In the copy, keep every record exact and leave out all images.

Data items
* BEGIN *

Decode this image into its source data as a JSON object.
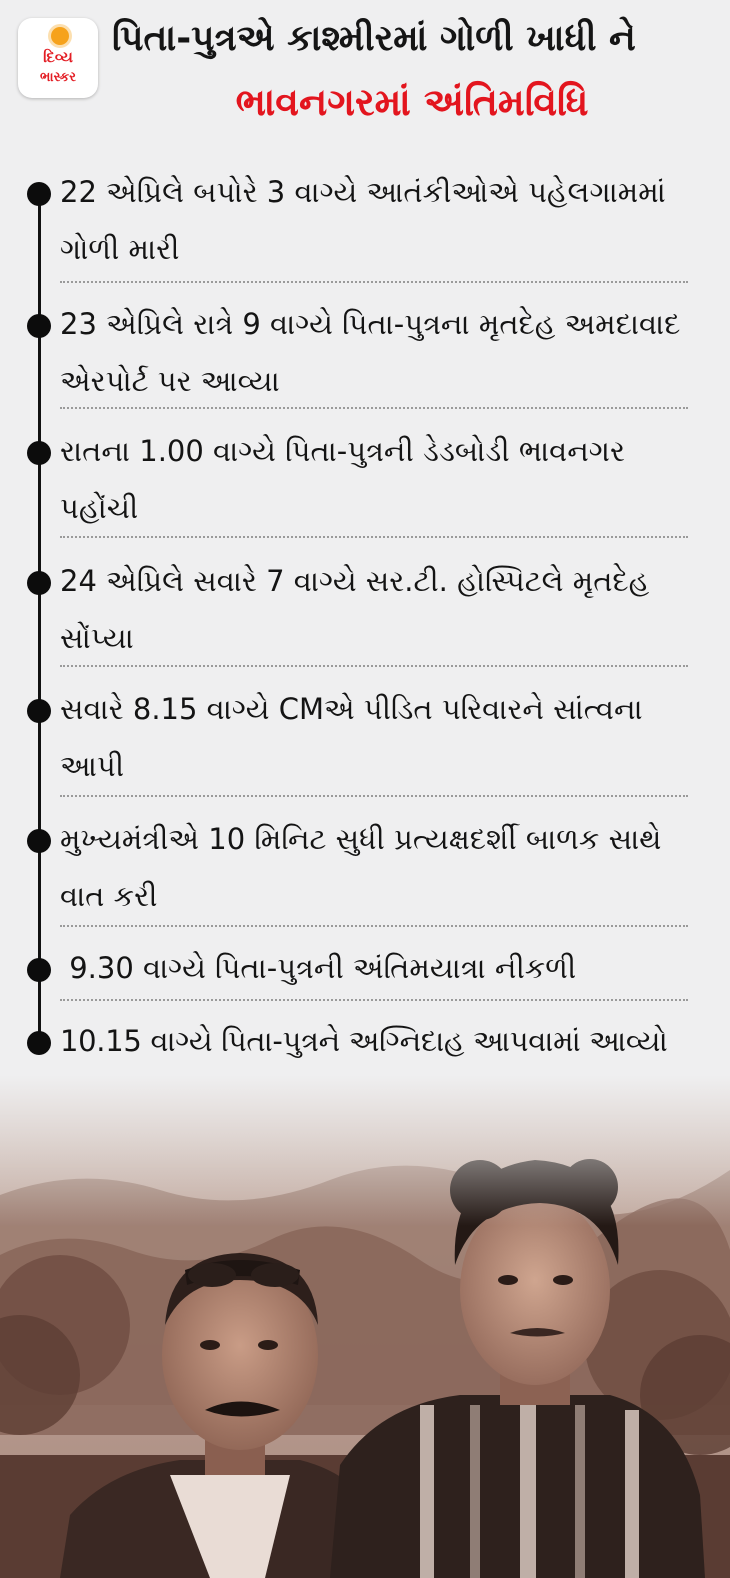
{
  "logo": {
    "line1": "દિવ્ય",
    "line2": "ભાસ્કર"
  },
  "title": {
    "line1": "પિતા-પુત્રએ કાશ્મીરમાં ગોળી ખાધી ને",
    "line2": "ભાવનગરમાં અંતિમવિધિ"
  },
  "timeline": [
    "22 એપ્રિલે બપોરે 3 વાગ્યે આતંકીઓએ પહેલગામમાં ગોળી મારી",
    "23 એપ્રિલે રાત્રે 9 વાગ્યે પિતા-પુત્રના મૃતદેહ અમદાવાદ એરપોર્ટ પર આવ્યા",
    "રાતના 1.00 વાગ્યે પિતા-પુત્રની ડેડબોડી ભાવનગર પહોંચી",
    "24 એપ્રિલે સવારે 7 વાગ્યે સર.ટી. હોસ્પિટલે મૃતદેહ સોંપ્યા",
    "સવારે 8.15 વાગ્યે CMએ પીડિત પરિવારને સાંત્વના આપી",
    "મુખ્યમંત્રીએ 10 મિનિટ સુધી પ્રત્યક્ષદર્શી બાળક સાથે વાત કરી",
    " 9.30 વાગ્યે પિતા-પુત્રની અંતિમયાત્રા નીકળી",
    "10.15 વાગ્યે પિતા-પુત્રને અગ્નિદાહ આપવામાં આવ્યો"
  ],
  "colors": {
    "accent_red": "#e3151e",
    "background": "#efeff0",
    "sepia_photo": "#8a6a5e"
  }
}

* END *

#### [THE REPLY]
Decode this image into its source data as a JSON object.
{
  "logo": {
    "line1": "દિવ્ય",
    "line2": "ભાસ્કર"
  },
  "title": {
    "line1": "પિતા-પુત્રએ કાશ્મીરમાં ગોળી ખાધી ને",
    "line2": "ભાવનગરમાં અંતિમવિધિ"
  },
  "timeline": [
    "22 એપ્રિલે બપોરે 3 વાગ્યે આતંકીઓએ પહેલગામમાં ગોળી મારી",
    "23 એપ્રિલે રાત્રે 9 વાગ્યે પિતા-પુત્રના મૃતદેહ અમદાવાદ એરપોર્ટ પર આવ્યા",
    "રાતના 1.00 વાગ્યે પિતા-પુત્રની ડેડબોડી ભાવનગર પહોંચી",
    "24 એપ્રિલે સવારે 7 વાગ્યે સર.ટી. હોસ્પિટલે મૃતદેહ સોંપ્યા",
    "સવારે 8.15 વાગ્યે CMએ પીડિત પરિવારને સાંત્વના આપી",
    "મુખ્યમંત્રીએ 10 મિનિટ સુધી પ્રત્યક્ષદર્શી બાળક સાથે વાત કરી",
    " 9.30 વાગ્યે પિતા-પુત્રની અંતિમયાત્રા નીકળી",
    "10.15 વાગ્યે પિતા-પુત્રને અગ્નિદાહ આપવામાં આવ્યો"
  ],
  "colors": {
    "accent_red": "#e3151e",
    "background": "#efeff0",
    "sepia_photo": "#8a6a5e"
  }
}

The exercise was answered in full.